Text

———

Purpose of the Study:

  • To computationally validate the Addictions Neuroclinical Assessment (ANA) framework.
  • To investigate the association between ANA domains (incentive salience, negative emotionality, executive function) and hazardous drinking severity.
  • To test the hypothesis that incentive salience and negative emotionality are most strongly linked to drinking severity.

Main Methods:

  • Analysis of two independent datasets (N=1260 nonclinical adults, N=655 young binge drinkers).
  • Operationalization of ANA domains using behavioral and self-report measures.
  • Application of four machine learning models (elastic net, SVM, random forest, gradient boosting) with cross-validation to assess relations with Alcohol Use Disorder Identification Test (AUDIT) scores.

Main Results:

  • Elastic net models demonstrated superior performance in predicting AUDIT scores.

———

Given entries
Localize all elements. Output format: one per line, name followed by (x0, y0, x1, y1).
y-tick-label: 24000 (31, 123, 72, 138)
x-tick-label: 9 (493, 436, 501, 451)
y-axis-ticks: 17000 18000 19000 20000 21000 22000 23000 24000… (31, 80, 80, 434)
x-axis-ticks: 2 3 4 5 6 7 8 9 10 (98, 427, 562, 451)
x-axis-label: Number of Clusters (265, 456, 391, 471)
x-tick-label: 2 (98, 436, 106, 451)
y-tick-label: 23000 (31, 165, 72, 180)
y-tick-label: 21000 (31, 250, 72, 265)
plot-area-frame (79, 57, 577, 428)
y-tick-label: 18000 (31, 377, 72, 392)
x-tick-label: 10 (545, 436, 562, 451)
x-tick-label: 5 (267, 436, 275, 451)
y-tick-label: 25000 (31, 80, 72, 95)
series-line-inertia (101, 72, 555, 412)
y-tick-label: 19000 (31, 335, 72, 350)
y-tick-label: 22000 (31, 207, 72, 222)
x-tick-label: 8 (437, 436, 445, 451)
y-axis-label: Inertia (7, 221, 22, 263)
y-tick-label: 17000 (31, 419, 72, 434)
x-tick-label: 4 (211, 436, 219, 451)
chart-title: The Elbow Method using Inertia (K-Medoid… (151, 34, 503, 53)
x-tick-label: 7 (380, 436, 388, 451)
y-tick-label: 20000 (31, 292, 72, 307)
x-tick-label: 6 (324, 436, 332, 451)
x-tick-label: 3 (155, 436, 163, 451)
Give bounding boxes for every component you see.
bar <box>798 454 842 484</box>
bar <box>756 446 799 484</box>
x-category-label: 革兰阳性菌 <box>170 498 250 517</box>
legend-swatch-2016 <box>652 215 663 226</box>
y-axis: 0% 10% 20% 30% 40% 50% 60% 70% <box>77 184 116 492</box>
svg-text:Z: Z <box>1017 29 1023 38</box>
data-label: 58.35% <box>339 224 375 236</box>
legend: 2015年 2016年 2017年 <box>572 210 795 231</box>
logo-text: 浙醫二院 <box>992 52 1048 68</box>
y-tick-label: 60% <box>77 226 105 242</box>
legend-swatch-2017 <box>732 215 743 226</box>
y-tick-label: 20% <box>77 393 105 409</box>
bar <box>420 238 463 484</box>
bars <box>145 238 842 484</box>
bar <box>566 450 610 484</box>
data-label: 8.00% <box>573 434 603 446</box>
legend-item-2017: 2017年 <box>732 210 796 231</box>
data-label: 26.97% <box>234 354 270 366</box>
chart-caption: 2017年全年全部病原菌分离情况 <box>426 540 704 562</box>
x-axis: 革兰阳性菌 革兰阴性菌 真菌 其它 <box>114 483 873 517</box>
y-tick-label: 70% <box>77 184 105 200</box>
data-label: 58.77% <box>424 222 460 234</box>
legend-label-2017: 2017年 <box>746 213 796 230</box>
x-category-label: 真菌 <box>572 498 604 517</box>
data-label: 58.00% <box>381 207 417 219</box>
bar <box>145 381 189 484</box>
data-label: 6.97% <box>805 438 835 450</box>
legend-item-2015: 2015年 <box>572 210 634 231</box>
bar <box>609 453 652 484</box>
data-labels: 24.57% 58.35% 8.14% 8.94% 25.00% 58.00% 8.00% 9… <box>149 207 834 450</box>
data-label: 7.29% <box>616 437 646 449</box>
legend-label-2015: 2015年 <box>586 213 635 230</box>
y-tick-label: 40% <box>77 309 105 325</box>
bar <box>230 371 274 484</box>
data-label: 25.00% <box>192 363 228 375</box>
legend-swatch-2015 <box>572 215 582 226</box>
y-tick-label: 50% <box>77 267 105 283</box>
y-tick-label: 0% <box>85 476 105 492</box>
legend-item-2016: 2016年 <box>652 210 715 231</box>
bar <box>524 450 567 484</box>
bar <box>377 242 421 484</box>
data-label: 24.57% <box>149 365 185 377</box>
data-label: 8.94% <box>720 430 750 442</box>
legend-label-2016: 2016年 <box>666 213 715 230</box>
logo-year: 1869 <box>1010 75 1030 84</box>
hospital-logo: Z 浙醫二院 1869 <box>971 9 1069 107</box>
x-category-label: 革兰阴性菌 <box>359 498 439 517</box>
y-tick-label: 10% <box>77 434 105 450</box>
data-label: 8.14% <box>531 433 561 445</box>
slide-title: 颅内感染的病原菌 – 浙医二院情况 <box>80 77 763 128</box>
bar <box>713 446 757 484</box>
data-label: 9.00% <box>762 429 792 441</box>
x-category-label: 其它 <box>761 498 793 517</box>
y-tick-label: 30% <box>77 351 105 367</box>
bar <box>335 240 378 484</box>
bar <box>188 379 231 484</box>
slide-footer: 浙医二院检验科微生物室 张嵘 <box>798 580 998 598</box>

———

Tasks
**a)** From the study summary, list the machine learning models that were applied to the two datasets.
**b)** Write the next part of the study summary on the ANA framework and hazardous drinking, starting after its final line.

Answer section
**a)** Elastic net, SVM, random forest, gradient boosting

**b)**
  • Incentive salience was the strongest predictor (R²=0.389-0.419), followed by negative emotionality (R²=0.293-0.317).
  • Executive function showed a weaker association (R²=0.098-0.109); optimized models explained over half the variance (R²=0.539-0.549).

Conclusions:

  • The study provides robust computational validation for the ANA framework in the context of hazardous drinking.
  • Incentive salience and negative emotionality are identified as critical domains associated with drinking severity.
  • Future research should explore the diagnostic and longitudinal applications of the ANA framework.